━━━━━ SUPPLIED RECORDS

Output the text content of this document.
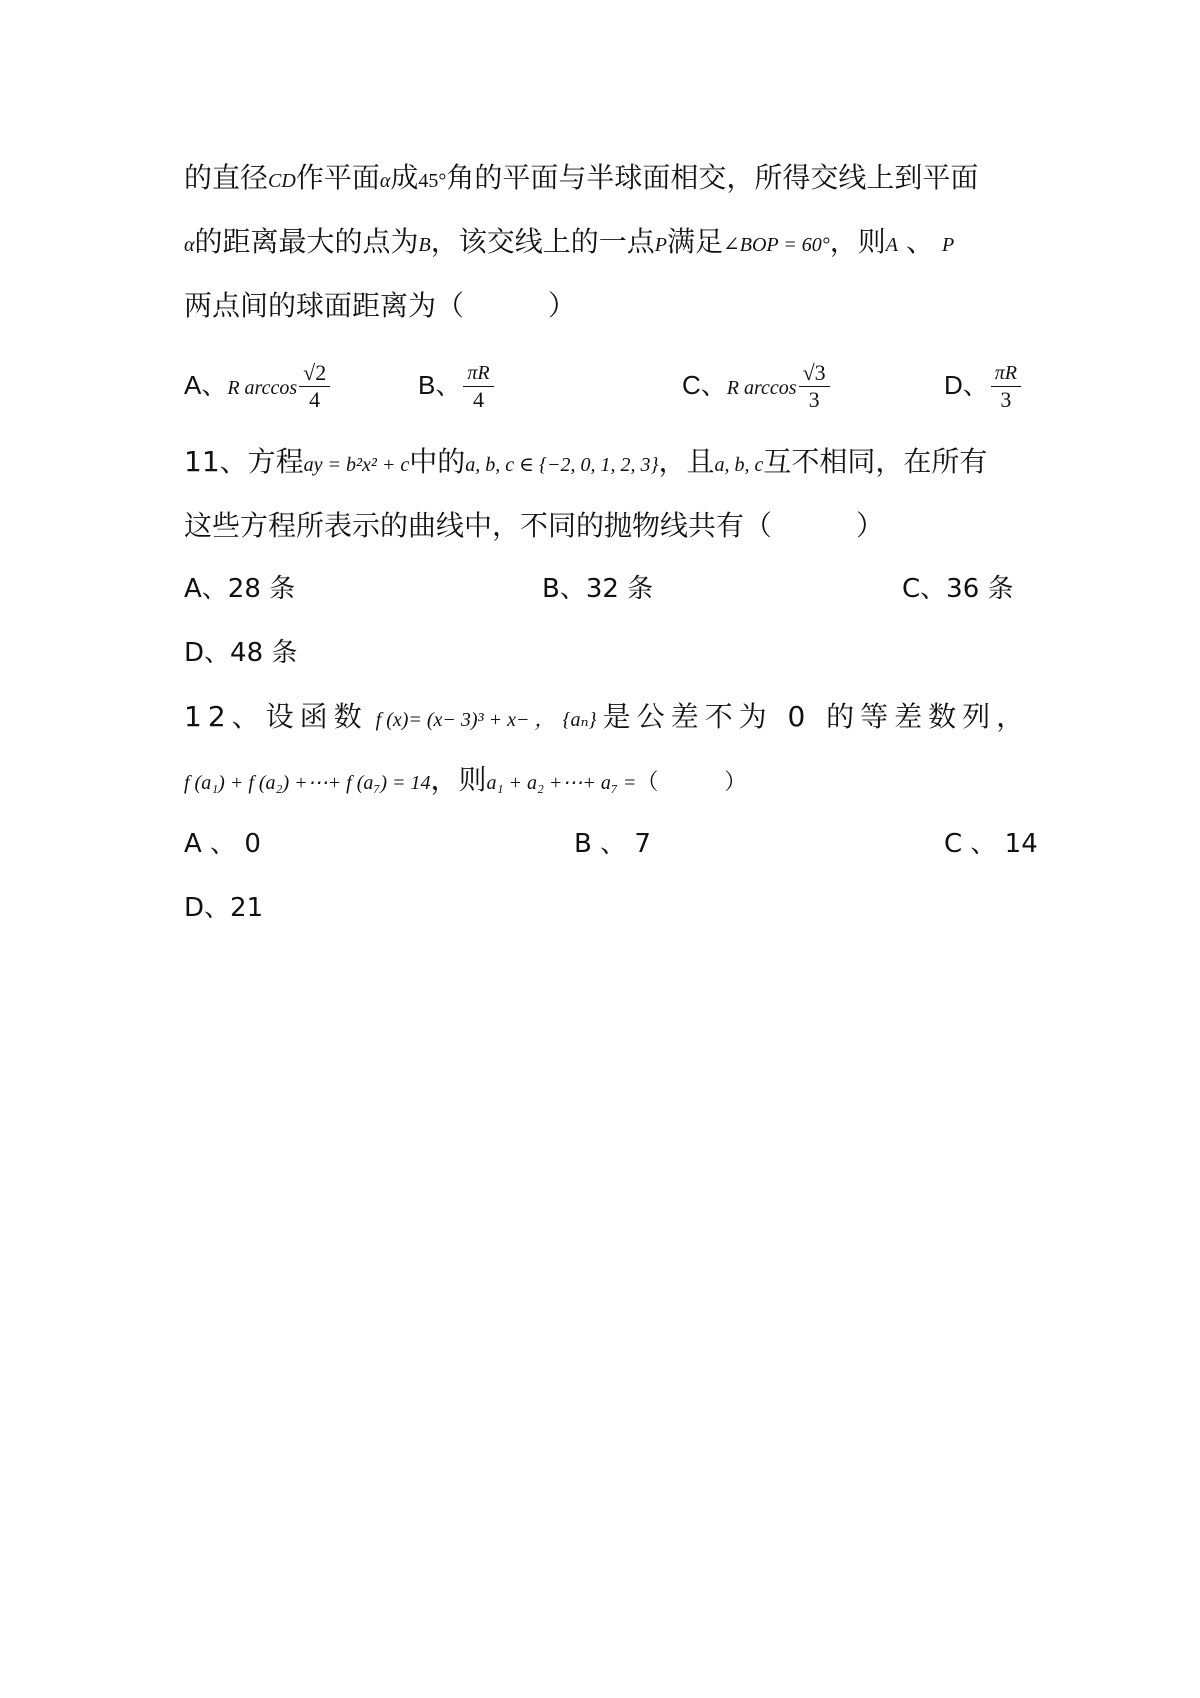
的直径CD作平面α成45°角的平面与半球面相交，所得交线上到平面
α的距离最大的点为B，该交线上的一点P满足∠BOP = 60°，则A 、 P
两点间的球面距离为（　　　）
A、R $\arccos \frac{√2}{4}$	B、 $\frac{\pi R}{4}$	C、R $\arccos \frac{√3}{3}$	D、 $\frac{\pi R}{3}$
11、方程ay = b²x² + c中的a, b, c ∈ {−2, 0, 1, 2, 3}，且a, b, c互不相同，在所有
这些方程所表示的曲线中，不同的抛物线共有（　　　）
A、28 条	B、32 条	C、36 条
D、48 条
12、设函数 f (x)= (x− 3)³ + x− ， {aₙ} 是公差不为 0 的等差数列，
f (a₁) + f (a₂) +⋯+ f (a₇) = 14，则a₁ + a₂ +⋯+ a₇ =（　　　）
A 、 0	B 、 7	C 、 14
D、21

━━━━━━━━━━
━━━━━ SUPPLIED RECORDS

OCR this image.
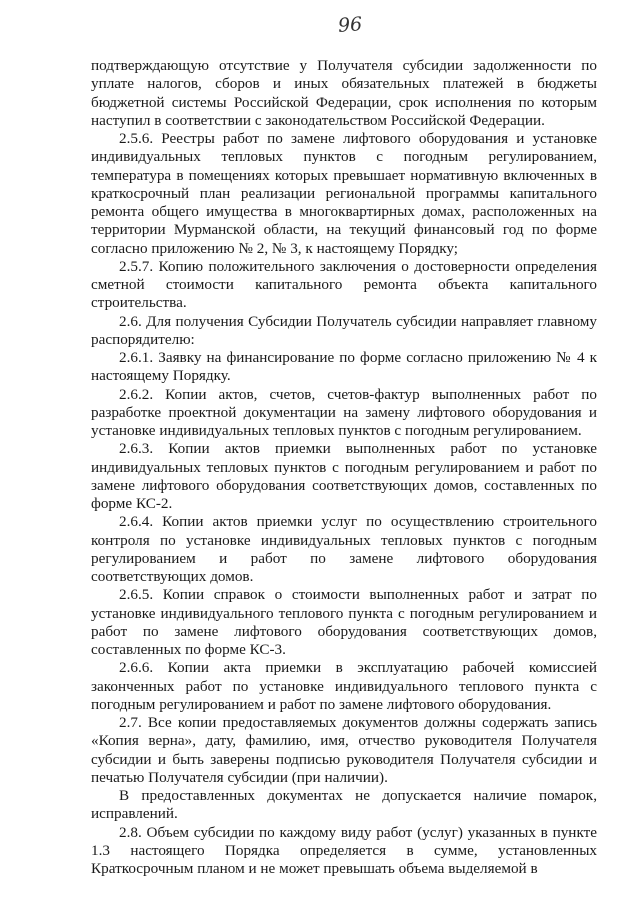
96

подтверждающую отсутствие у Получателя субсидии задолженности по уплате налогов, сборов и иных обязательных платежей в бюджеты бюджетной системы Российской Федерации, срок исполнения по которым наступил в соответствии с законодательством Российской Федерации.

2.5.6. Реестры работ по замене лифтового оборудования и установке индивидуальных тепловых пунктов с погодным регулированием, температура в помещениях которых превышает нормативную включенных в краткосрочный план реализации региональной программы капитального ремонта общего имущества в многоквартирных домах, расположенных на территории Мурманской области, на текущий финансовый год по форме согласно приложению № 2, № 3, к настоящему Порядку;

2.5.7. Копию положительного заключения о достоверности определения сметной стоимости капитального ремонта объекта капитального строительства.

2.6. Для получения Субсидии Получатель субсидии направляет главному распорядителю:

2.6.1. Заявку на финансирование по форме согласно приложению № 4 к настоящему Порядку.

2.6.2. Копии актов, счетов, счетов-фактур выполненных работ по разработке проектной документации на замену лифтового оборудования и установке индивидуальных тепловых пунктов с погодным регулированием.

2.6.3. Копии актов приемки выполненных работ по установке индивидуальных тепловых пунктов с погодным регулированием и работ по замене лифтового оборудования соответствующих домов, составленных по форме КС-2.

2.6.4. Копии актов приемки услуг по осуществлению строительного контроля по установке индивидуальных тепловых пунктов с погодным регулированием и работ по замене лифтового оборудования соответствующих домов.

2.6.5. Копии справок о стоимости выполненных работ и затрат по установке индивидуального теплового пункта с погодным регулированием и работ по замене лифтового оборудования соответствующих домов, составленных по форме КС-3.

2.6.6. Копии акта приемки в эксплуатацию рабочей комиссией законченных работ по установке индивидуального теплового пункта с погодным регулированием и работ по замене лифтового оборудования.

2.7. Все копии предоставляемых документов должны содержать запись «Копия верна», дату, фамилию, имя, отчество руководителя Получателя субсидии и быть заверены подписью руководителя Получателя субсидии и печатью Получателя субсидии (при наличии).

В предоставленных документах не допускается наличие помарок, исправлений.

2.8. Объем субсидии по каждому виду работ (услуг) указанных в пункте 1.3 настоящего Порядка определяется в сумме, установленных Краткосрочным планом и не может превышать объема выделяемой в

━━━━━━━━━━

* PROBLEM *
Report the number of lines that include the string "актов"; return nothing but the count.

* RESULT BELOW *
3